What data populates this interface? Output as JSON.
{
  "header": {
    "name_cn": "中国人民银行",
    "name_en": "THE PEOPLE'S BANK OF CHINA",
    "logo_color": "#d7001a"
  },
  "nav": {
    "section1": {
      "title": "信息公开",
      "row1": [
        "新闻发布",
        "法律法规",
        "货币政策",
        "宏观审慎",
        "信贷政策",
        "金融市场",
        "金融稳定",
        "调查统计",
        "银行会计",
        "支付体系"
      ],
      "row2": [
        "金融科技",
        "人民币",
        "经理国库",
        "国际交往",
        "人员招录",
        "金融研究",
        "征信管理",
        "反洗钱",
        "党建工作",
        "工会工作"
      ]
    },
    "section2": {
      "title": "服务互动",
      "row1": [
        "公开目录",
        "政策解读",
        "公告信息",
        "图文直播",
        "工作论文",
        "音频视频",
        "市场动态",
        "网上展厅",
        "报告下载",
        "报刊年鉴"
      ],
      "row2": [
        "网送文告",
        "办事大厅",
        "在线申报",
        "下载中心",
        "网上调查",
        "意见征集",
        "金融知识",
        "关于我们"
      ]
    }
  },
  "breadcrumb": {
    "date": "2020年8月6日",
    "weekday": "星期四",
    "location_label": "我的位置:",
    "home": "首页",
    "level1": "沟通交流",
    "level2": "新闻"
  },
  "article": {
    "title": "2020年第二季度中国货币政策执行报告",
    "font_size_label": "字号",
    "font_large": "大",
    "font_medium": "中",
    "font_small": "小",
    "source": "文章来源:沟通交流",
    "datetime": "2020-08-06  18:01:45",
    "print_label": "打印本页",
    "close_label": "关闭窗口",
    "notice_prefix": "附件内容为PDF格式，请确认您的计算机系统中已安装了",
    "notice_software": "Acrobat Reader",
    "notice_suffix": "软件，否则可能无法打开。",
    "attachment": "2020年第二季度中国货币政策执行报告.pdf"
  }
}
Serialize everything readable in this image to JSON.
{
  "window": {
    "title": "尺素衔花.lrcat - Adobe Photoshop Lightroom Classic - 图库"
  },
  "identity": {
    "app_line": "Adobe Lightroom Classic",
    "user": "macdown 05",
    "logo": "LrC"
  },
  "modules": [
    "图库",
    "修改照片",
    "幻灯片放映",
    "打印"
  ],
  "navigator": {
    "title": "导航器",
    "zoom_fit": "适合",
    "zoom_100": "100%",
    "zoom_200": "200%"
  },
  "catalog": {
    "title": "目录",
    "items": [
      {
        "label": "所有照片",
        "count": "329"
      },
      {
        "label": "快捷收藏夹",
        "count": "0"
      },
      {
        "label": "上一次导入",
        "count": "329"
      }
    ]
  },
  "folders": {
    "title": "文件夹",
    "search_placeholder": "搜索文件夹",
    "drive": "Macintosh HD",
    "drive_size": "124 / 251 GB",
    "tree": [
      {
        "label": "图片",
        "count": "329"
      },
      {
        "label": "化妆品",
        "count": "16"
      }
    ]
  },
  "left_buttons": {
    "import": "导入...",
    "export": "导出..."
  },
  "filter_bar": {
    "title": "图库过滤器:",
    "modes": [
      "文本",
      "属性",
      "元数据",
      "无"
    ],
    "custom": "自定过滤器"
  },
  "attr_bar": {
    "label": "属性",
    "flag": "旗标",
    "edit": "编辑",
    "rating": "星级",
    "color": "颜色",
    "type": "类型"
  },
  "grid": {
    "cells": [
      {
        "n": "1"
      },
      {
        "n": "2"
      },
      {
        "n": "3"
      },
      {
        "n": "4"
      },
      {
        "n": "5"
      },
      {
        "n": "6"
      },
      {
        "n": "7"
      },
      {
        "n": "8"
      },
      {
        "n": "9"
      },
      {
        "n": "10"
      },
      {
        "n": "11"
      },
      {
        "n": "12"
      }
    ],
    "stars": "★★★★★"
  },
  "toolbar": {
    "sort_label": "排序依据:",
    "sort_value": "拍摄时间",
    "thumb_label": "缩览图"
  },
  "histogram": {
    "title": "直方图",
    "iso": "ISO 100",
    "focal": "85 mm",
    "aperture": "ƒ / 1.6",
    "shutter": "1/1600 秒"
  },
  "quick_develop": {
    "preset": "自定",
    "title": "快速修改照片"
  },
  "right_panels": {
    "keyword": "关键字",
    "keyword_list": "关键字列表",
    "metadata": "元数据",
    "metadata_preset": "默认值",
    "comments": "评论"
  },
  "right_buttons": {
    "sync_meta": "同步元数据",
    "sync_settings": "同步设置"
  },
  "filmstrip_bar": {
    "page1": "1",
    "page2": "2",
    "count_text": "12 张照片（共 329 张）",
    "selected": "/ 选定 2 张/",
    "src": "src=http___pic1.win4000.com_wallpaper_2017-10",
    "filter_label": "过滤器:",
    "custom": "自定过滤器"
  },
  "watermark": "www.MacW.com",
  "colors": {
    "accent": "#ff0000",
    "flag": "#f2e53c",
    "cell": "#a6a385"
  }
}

### Directions for this task
Repeat the entries exactly, all of them.

### Problem solution
What data populates this interface? Output as JSON.
{
  "header": {
    "name_cn": "中国人民银行",
    "name_en": "THE PEOPLE'S BANK OF CHINA",
    "logo_color": "#d7001a"
  },
  "nav": {
    "section1": {
      "title": "信息公开",
      "row1": [
        "新闻发布",
        "法律法规",
        "货币政策",
        "宏观审慎",
        "信贷政策",
        "金融市场",
        "金融稳定",
        "调查统计",
        "银行会计",
        "支付体系"
      ],
      "row2": [
        "金融科技",
        "人民币",
        "经理国库",
        "国际交往",
        "人员招录",
        "金融研究",
        "征信管理",
        "反洗钱",
        "党建工作",
        "工会工作"
      ]
    },
    "section2": {
      "title": "服务互动",
      "row1": [
        "公开目录",
        "政策解读",
        "公告信息",
        "图文直播",
        "工作论文",
        "音频视频",
        "市场动态",
        "网上展厅",
        "报告下载",
        "报刊年鉴"
      ],
      "row2": [
        "网送文告",
        "办事大厅",
        "在线申报",
        "下载中心",
        "网上调查",
        "意见征集",
        "金融知识",
        "关于我们"
      ]
    }
  },
  "breadcrumb": {
    "date": "2020年8月6日",
    "weekday": "星期四",
    "location_label": "我的位置:",
    "home": "首页",
    "level1": "沟通交流",
    "level2": "新闻"
  },
  "article": {
    "title": "2020年第二季度中国货币政策执行报告",
    "font_size_label": "字号",
    "font_large": "大",
    "font_medium": "中",
    "font_small": "小",
    "source": "文章来源:沟通交流",
    "datetime": "2020-08-06  18:01:45",
    "print_label": "打印本页",
    "close_label": "关闭窗口",
    "notice_prefix": "附件内容为PDF格式，请确认您的计算机系统中已安装了",
    "notice_software": "Acrobat Reader",
    "notice_suffix": "软件，否则可能无法打开。",
    "attachment": "2020年第二季度中国货币政策执行报告.pdf"
  }
}
Serialize everything readable in this image to JSON.
{
  "window": {
    "title": "尺素衔花.lrcat - Adobe Photoshop Lightroom Classic - 图库"
  },
  "identity": {
    "app_line": "Adobe Lightroom Classic",
    "user": "macdown 05",
    "logo": "LrC"
  },
  "modules": [
    "图库",
    "修改照片",
    "幻灯片放映",
    "打印"
  ],
  "navigator": {
    "title": "导航器",
    "zoom_fit": "适合",
    "zoom_100": "100%",
    "zoom_200": "200%"
  },
  "catalog": {
    "title": "目录",
    "items": [
      {
        "label": "所有照片",
        "count": "329"
      },
      {
        "label": "快捷收藏夹",
        "count": "0"
      },
      {
        "label": "上一次导入",
        "count": "329"
      }
    ]
  },
  "folders": {
    "title": "文件夹",
    "search_placeholder": "搜索文件夹",
    "drive": "Macintosh HD",
    "drive_size": "124 / 251 GB",
    "tree": [
      {
        "label": "图片",
        "count": "329"
      },
      {
        "label": "化妆品",
        "count": "16"
      }
    ]
  },
  "left_buttons": {
    "import": "导入...",
    "export": "导出..."
  },
  "filter_bar": {
    "title": "图库过滤器:",
    "modes": [
      "文本",
      "属性",
      "元数据",
      "无"
    ],
    "custom": "自定过滤器"
  },
  "attr_bar": {
    "label": "属性",
    "flag": "旗标",
    "edit": "编辑",
    "rating": "星级",
    "color": "颜色",
    "type": "类型"
  },
  "grid": {
    "cells": [
      {
        "n": "1"
      },
      {
        "n": "2"
      },
      {
        "n": "3"
      },
      {
        "n": "4"
      },
      {
        "n": "5"
      },
      {
        "n": "6"
      },
      {
        "n": "7"
      },
      {
        "n": "8"
      },
      {
        "n": "9"
      },
      {
        "n": "10"
      },
      {
        "n": "11"
      },
      {
        "n": "12"
      }
    ],
    "stars": "★★★★★"
  },
  "toolbar": {
    "sort_label": "排序依据:",
    "sort_value": "拍摄时间",
    "thumb_label": "缩览图"
  },
  "histogram": {
    "title": "直方图",
    "iso": "ISO 100",
    "focal": "85 mm",
    "aperture": "ƒ / 1.6",
    "shutter": "1/1600 秒"
  },
  "quick_develop": {
    "preset": "自定",
    "title": "快速修改照片"
  },
  "right_panels": {
    "keyword": "关键字",
    "keyword_list": "关键字列表",
    "metadata": "元数据",
    "metadata_preset": "默认值",
    "comments": "评论"
  },
  "right_buttons": {
    "sync_meta": "同步元数据",
    "sync_settings": "同步设置"
  },
  "filmstrip_bar": {
    "page1": "1",
    "page2": "2",
    "count_text": "12 张照片（共 329 张）",
    "selected": "/ 选定 2 张/",
    "src": "src=http___pic1.win4000.com_wallpaper_2017-10",
    "filter_label": "过滤器:",
    "custom": "自定过滤器"
  },
  "watermark": "www.MacW.com",
  "colors": {
    "accent": "#ff0000",
    "flag": "#f2e53c",
    "cell": "#a6a385"
  }
}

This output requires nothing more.